GOAL: Reply with the count of lines holding "this", nothing more.
--- EXCERPTED RECORDS ---
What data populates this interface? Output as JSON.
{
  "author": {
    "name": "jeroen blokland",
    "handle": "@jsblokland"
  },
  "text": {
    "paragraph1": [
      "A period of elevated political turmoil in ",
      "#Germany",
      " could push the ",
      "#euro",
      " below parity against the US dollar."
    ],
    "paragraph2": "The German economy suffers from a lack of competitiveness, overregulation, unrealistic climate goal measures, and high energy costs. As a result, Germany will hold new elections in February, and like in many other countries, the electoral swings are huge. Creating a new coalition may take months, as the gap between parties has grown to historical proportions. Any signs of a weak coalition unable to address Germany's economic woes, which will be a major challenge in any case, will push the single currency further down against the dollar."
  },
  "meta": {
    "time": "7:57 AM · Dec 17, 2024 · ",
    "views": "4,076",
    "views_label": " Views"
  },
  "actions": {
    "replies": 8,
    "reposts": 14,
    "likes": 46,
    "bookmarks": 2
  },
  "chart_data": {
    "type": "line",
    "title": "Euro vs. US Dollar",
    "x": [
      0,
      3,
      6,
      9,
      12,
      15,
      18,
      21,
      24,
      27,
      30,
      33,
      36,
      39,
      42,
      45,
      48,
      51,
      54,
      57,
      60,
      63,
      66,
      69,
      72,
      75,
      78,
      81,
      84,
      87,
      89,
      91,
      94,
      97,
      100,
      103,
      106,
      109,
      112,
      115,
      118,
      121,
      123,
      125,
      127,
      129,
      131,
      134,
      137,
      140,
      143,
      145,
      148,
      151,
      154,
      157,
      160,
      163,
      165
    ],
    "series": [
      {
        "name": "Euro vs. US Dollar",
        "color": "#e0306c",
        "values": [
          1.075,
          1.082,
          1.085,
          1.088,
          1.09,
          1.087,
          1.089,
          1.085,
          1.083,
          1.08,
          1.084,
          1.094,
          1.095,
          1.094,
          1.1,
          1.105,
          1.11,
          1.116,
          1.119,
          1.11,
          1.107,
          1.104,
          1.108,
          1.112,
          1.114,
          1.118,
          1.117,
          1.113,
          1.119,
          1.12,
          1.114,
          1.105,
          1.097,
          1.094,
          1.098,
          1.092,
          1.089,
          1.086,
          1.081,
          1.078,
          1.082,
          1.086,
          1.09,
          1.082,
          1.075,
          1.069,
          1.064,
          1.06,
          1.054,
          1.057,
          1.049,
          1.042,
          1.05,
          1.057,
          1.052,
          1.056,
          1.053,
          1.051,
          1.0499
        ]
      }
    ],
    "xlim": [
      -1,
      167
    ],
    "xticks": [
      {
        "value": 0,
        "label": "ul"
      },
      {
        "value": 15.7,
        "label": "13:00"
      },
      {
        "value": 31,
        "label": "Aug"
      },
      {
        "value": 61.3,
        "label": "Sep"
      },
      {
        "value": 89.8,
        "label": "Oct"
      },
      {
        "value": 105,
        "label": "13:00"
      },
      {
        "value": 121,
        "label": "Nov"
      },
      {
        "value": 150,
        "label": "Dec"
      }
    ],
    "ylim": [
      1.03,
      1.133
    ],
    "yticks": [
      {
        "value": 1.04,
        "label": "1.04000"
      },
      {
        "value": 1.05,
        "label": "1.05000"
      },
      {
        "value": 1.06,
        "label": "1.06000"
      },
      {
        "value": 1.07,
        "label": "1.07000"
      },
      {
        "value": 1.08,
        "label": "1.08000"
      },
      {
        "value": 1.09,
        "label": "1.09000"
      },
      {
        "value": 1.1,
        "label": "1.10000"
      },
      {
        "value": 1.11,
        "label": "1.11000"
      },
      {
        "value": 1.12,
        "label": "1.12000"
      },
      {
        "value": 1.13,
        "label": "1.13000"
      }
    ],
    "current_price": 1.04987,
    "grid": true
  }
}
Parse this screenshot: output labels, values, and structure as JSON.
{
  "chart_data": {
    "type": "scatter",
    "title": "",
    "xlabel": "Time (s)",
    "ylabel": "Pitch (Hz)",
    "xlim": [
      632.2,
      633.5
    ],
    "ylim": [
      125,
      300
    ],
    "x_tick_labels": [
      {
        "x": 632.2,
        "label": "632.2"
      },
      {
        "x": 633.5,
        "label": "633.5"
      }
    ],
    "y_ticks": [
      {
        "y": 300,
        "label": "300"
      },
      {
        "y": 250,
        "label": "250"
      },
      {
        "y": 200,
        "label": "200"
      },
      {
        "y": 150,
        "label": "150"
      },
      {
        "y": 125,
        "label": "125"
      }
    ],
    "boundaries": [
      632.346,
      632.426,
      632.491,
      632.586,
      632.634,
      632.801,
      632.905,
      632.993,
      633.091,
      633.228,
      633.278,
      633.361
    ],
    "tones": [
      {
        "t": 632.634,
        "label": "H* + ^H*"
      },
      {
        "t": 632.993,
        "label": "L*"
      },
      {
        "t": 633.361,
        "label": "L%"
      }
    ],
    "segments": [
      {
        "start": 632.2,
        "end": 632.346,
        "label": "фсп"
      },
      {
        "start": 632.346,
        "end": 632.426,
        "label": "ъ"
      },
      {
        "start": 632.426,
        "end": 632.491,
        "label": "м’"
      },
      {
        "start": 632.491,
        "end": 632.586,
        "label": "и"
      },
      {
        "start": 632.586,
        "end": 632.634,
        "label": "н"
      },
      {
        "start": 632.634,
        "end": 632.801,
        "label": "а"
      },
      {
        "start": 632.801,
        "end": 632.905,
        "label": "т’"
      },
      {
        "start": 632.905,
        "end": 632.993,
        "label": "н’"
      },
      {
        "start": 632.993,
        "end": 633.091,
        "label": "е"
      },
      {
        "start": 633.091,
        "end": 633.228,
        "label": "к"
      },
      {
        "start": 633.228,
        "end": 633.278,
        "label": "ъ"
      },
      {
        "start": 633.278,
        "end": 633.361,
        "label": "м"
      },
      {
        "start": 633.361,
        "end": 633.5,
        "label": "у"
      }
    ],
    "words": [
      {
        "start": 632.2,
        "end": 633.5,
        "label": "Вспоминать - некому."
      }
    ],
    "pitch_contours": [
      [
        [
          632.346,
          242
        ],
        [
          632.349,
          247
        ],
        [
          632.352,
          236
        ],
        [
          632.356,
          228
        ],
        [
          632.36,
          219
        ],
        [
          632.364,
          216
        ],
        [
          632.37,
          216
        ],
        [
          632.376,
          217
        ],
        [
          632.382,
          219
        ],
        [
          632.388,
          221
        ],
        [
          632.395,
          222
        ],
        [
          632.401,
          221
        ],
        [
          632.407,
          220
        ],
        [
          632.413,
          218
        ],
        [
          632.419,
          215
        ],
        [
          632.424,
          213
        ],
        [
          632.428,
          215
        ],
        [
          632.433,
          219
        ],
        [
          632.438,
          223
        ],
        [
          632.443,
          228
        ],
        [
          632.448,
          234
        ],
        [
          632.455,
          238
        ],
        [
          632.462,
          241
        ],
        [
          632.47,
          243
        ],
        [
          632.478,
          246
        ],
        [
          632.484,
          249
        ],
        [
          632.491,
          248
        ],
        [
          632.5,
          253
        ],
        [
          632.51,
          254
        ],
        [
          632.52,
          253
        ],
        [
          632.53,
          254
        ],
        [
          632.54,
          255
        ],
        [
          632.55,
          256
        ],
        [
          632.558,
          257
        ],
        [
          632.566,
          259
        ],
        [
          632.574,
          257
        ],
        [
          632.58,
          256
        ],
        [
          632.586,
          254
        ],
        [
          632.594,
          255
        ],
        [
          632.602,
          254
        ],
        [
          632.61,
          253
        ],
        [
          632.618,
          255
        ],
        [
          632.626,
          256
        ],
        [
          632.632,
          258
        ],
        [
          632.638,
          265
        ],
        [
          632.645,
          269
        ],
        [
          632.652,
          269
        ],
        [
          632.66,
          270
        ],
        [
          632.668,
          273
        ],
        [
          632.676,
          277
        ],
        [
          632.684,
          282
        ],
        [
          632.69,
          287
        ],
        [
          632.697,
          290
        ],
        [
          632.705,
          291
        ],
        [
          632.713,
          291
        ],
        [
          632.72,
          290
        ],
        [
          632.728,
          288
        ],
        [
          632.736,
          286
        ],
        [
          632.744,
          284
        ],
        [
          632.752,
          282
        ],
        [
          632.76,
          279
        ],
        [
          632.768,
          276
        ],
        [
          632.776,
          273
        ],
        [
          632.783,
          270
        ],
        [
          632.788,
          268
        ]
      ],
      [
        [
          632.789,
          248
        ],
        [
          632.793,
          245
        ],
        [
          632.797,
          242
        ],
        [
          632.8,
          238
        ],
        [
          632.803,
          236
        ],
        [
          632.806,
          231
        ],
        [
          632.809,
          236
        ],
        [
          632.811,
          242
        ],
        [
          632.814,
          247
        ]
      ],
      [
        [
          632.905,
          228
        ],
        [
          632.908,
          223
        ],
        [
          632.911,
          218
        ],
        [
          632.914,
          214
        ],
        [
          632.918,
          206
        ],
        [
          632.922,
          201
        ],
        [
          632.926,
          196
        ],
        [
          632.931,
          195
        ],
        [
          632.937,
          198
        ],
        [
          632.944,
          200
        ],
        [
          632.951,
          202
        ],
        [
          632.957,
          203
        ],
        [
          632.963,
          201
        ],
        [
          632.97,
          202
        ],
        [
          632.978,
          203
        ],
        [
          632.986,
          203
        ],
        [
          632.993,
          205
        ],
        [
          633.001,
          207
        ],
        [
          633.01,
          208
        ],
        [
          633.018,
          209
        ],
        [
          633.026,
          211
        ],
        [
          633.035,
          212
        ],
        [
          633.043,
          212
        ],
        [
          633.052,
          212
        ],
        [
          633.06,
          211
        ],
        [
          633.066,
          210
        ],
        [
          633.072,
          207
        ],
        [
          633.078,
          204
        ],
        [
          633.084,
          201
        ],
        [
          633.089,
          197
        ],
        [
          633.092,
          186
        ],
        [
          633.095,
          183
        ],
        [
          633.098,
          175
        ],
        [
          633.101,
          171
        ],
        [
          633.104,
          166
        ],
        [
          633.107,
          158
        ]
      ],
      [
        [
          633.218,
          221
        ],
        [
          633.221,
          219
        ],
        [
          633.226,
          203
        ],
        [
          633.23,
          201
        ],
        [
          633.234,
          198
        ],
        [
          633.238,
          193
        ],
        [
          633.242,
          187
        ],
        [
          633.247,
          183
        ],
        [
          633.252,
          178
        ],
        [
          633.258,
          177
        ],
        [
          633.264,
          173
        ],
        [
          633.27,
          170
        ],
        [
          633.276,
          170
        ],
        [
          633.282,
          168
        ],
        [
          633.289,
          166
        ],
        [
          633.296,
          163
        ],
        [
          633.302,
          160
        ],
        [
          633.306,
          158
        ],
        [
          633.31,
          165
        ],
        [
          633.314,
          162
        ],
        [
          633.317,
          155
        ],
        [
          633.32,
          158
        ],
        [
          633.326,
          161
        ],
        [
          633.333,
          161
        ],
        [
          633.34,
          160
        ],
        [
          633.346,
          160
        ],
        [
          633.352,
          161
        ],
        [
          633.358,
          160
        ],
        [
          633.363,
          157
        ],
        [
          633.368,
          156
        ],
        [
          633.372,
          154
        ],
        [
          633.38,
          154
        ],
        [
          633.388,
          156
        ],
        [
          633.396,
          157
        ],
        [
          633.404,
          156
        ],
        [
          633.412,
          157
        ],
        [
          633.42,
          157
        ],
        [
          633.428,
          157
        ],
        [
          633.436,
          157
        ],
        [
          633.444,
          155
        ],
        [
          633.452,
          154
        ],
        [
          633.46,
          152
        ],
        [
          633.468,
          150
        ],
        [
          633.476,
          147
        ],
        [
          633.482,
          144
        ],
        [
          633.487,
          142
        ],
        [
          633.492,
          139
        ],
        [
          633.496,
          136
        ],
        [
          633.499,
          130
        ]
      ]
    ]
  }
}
---
FINAL ANSWER: 2